Extract the lines that carry the string "supply" from the listing.

** start Supplied material **

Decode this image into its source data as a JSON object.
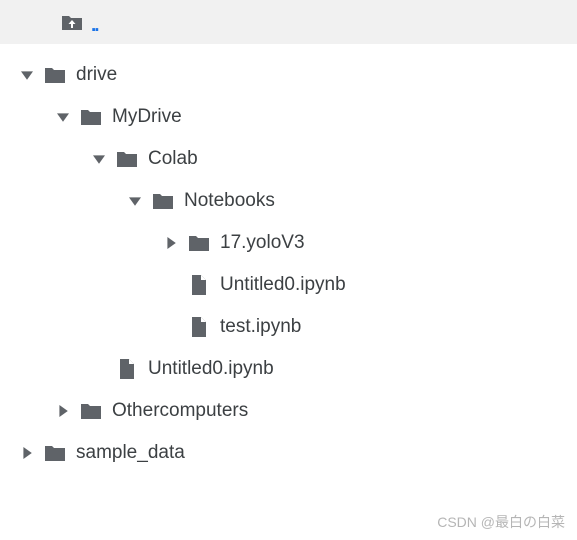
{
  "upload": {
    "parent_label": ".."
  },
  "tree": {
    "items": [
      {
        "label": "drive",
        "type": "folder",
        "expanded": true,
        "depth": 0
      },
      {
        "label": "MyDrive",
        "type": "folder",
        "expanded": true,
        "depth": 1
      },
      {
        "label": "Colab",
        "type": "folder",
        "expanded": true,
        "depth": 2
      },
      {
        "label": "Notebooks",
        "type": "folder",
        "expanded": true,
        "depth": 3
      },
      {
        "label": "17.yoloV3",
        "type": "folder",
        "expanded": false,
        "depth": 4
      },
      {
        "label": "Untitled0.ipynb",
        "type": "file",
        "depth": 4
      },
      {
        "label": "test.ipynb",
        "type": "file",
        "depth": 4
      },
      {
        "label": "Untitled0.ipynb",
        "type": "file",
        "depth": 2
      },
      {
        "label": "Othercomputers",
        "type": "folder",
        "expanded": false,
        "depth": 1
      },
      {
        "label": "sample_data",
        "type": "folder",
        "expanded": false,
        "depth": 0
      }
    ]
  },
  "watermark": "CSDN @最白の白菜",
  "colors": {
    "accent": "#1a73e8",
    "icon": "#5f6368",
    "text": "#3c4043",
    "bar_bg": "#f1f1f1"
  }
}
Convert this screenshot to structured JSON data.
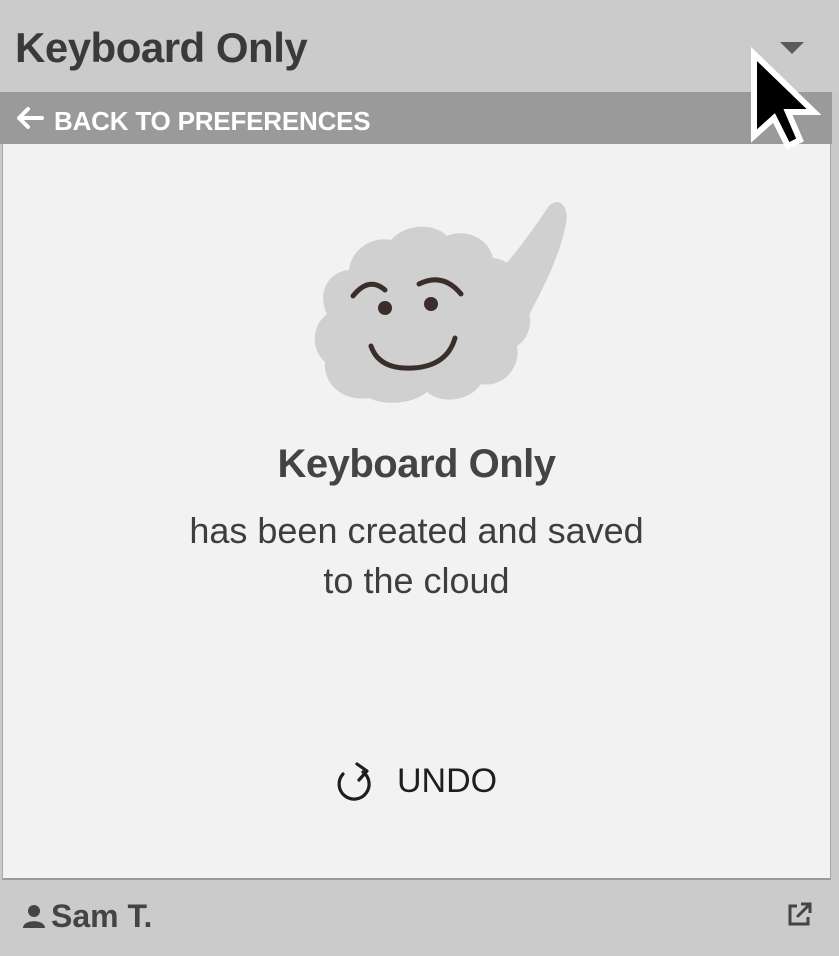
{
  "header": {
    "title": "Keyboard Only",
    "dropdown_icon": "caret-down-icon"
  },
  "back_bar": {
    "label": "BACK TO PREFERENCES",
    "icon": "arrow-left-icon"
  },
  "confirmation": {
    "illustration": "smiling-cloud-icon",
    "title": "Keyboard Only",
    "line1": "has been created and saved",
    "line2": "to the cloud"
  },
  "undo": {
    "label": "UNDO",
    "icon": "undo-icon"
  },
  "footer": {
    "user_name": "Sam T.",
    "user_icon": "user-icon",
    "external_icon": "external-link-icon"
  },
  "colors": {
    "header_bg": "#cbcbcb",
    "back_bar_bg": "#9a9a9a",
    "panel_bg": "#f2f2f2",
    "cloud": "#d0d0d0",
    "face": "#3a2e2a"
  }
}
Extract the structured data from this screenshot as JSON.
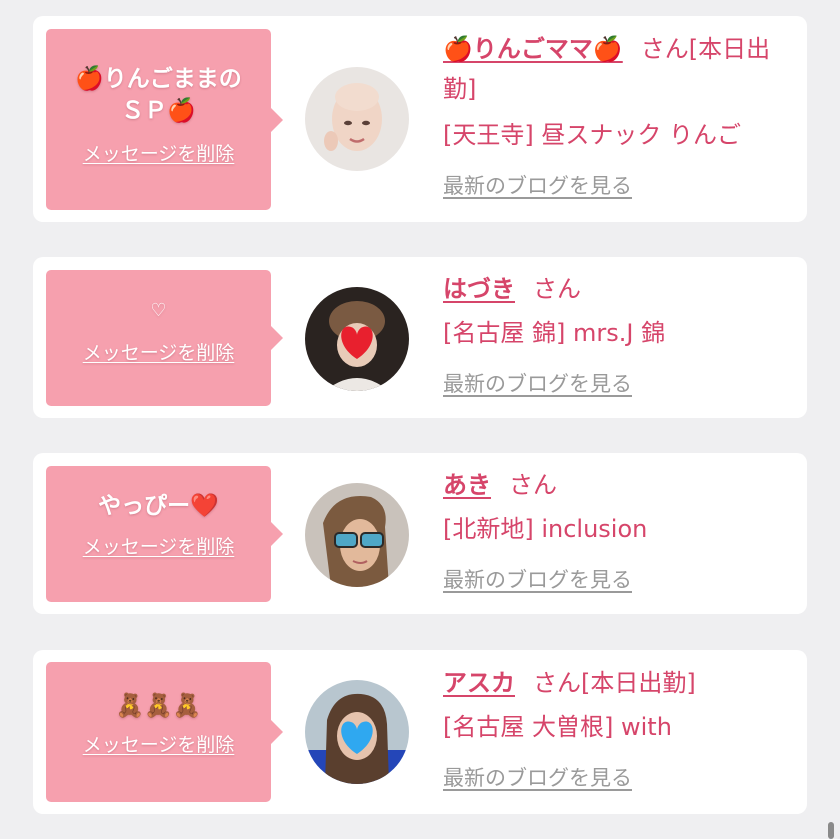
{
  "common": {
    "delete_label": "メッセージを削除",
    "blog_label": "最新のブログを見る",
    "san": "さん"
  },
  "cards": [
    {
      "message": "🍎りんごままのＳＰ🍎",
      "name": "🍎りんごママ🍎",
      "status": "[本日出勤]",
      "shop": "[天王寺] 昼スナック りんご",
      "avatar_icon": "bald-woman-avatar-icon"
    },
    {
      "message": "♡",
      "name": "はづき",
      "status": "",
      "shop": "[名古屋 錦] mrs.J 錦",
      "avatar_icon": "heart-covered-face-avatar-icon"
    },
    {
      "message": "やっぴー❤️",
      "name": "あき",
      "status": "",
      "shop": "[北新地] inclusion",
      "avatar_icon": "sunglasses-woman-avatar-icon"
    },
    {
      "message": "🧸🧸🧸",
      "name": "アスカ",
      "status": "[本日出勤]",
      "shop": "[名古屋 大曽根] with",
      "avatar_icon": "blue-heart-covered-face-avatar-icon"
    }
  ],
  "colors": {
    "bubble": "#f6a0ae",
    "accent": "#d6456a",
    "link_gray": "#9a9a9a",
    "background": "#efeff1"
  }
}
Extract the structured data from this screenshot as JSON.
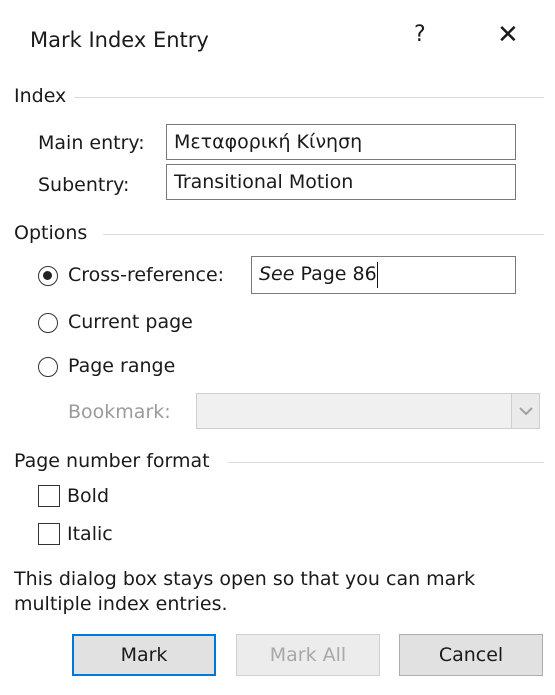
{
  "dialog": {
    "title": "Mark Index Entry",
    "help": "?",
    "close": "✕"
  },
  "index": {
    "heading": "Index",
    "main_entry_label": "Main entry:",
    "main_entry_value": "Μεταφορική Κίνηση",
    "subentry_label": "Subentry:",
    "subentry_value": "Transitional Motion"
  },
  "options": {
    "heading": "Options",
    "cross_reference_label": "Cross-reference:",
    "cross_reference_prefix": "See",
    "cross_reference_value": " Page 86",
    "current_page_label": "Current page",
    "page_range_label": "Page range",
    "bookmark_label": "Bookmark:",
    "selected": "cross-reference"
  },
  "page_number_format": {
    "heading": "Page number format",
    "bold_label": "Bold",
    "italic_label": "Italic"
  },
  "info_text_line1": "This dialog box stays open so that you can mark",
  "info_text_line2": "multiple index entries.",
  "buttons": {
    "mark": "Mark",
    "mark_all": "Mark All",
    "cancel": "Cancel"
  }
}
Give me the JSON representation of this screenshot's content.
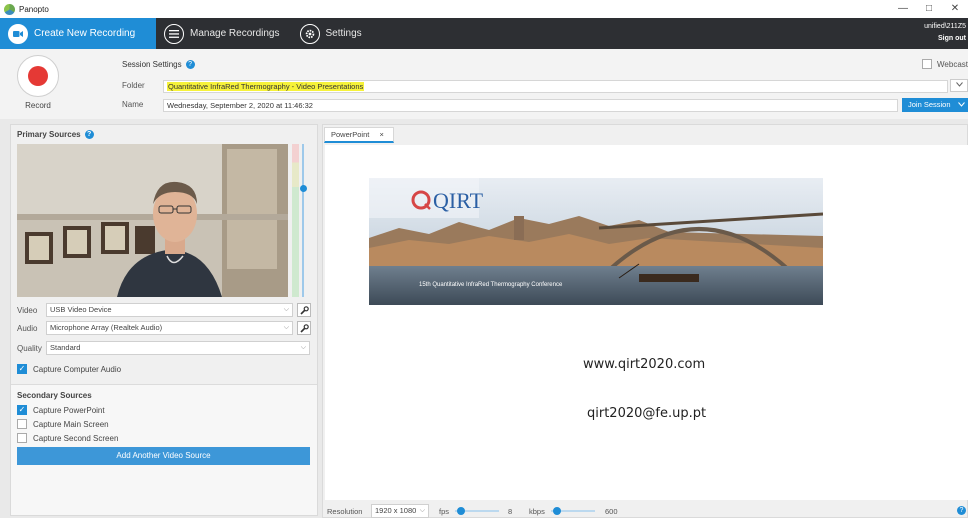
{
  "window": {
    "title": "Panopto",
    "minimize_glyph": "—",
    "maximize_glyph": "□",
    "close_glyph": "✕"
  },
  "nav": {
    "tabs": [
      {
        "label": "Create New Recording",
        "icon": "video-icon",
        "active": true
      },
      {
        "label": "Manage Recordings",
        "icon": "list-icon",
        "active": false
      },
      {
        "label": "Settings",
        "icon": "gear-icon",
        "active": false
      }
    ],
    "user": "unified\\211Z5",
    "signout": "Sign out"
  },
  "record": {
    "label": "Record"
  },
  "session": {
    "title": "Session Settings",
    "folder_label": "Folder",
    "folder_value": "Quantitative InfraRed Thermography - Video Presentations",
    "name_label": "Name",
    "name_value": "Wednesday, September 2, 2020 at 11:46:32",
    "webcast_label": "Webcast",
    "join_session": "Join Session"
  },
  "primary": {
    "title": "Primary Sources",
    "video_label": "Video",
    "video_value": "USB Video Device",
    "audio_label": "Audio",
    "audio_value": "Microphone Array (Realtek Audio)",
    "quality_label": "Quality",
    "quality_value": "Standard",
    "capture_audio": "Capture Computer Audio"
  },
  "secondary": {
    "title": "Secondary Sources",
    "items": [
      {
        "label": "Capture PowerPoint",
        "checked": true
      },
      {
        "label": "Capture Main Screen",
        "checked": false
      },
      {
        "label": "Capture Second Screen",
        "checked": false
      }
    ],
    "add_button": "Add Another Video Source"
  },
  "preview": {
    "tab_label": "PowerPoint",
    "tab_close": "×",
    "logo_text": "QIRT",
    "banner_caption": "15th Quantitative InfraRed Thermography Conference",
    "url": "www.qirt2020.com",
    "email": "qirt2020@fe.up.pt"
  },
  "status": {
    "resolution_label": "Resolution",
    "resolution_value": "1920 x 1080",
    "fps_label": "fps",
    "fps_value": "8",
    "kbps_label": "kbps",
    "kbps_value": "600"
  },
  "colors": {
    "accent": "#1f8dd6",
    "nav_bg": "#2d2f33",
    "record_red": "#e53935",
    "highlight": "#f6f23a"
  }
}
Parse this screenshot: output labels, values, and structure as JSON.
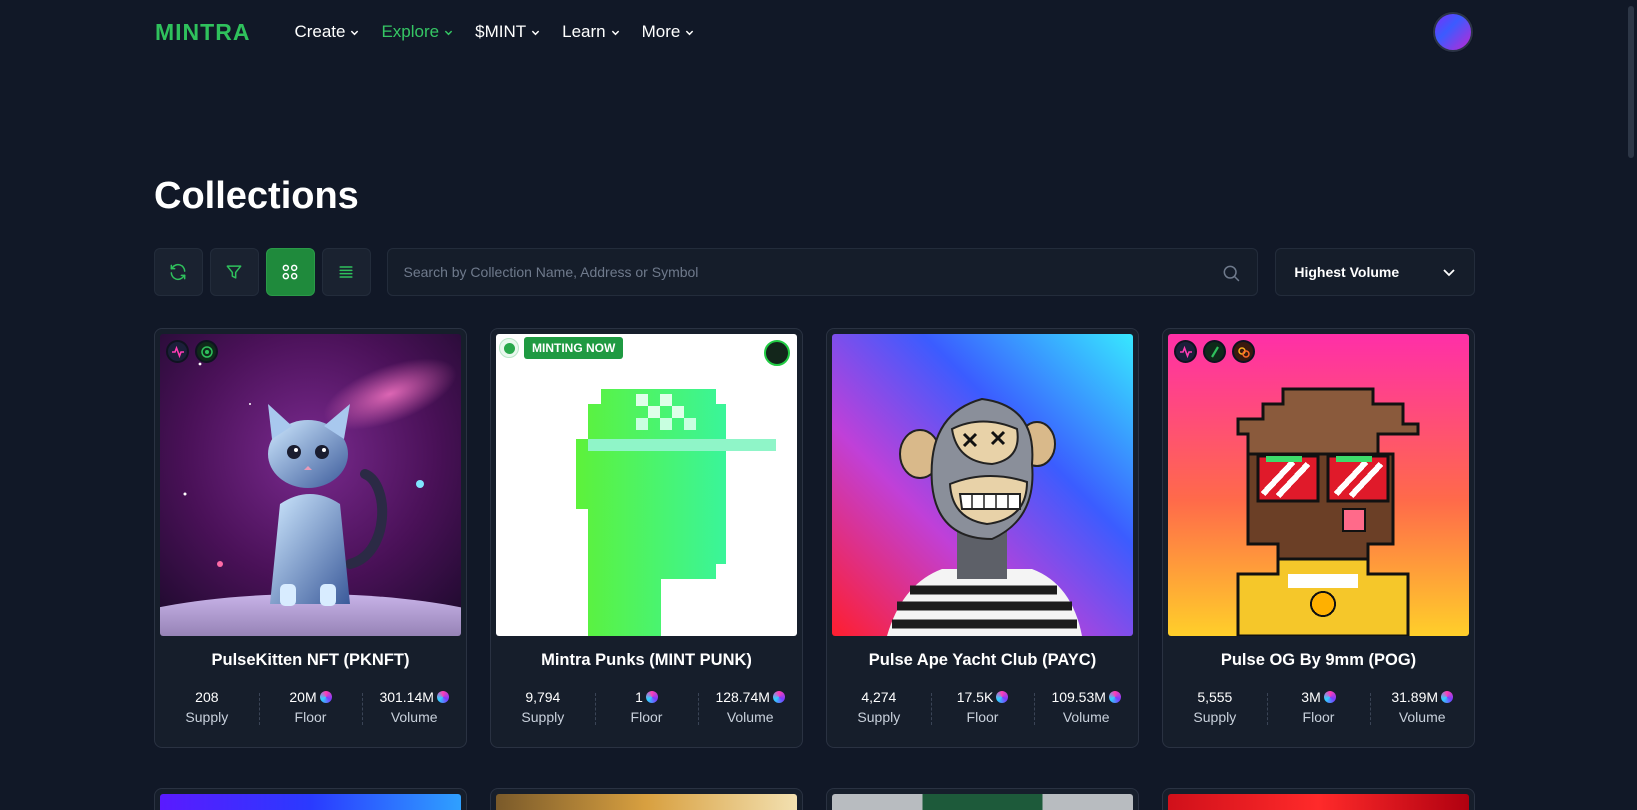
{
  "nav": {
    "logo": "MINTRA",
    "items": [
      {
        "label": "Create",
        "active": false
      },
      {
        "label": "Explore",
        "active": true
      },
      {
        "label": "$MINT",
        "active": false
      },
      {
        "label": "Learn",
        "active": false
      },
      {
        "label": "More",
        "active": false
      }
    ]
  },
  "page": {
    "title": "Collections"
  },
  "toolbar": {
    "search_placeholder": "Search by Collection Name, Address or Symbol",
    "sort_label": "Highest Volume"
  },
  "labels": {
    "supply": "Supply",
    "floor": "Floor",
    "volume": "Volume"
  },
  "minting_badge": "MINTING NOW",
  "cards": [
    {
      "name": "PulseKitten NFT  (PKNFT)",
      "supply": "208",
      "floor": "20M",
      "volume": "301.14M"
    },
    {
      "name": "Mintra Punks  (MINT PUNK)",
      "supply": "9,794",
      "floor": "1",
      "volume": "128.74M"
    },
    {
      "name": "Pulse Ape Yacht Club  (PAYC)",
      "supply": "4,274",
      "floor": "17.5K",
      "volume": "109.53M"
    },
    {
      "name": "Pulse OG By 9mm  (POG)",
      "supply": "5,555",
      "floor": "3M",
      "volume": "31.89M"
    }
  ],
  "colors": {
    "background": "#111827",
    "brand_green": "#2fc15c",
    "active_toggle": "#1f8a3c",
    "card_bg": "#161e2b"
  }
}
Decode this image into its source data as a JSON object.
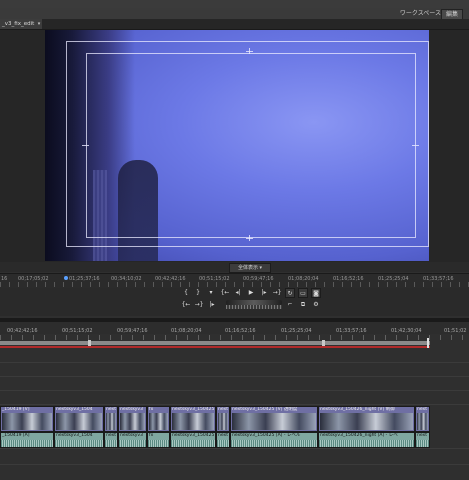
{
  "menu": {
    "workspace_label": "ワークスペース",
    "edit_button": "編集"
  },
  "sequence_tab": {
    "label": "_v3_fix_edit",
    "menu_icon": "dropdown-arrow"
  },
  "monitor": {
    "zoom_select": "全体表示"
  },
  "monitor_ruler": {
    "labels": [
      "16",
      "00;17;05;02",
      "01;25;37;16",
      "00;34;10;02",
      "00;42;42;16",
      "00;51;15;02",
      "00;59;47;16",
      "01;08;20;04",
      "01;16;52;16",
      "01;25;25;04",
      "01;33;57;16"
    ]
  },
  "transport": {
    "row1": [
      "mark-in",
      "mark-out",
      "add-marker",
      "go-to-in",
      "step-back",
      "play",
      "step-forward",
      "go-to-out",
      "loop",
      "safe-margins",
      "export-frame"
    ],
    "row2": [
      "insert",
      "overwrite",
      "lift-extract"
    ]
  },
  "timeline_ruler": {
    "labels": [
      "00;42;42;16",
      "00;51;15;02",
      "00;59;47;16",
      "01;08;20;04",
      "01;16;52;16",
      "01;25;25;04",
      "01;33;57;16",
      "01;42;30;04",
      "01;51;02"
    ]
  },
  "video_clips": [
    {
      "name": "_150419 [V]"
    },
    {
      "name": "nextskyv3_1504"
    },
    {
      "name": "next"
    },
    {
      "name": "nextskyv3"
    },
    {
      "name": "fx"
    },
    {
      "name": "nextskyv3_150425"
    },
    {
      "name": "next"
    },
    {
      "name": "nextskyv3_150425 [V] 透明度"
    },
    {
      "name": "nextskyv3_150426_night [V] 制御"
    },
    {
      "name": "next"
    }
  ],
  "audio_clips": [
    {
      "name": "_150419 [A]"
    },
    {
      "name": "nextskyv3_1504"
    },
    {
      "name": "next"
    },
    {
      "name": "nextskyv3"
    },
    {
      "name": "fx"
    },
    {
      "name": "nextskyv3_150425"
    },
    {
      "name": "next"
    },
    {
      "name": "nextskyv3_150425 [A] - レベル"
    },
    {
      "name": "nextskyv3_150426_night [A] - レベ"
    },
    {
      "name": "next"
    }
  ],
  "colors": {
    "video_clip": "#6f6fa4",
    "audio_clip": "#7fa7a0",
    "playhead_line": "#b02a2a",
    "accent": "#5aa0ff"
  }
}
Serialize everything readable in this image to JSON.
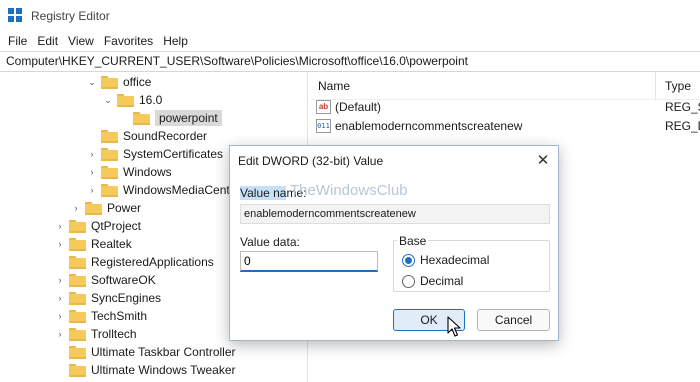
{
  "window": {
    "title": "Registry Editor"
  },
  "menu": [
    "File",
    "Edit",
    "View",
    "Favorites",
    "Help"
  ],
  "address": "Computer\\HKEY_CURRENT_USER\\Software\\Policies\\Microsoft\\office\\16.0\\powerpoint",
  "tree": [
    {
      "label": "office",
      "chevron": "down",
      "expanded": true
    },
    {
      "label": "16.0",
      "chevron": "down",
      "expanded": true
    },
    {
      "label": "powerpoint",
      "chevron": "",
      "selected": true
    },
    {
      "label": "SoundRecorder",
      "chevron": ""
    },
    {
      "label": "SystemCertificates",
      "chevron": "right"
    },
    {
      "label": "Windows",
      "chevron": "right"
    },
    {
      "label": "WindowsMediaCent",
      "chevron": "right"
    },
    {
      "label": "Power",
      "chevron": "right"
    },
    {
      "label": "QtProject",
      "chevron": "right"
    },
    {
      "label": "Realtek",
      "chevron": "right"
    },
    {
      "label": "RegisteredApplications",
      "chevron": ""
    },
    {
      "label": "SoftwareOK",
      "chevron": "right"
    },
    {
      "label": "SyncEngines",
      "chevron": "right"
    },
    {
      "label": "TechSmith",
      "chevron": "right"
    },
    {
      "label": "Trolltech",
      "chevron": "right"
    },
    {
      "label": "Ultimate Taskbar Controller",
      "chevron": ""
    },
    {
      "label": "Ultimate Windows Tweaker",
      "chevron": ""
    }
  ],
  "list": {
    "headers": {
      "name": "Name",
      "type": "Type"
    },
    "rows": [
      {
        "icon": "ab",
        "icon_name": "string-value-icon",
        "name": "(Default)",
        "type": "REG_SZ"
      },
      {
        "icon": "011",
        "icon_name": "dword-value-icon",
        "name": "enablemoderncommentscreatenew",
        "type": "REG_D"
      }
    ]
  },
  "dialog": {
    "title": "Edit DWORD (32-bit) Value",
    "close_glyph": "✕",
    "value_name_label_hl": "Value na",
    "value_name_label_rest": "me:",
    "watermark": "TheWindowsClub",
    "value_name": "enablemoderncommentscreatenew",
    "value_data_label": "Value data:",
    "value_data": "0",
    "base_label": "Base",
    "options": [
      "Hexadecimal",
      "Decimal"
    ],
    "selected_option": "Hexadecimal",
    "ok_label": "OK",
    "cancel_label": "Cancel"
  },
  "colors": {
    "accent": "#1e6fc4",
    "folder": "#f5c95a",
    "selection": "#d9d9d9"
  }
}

** end Supplied material **

• Result of this exercise:
    "supply": "Supply",
      "supply": "208",
      "supply": "9,794",
      "supply": "4,274",
      "supply": "5,555",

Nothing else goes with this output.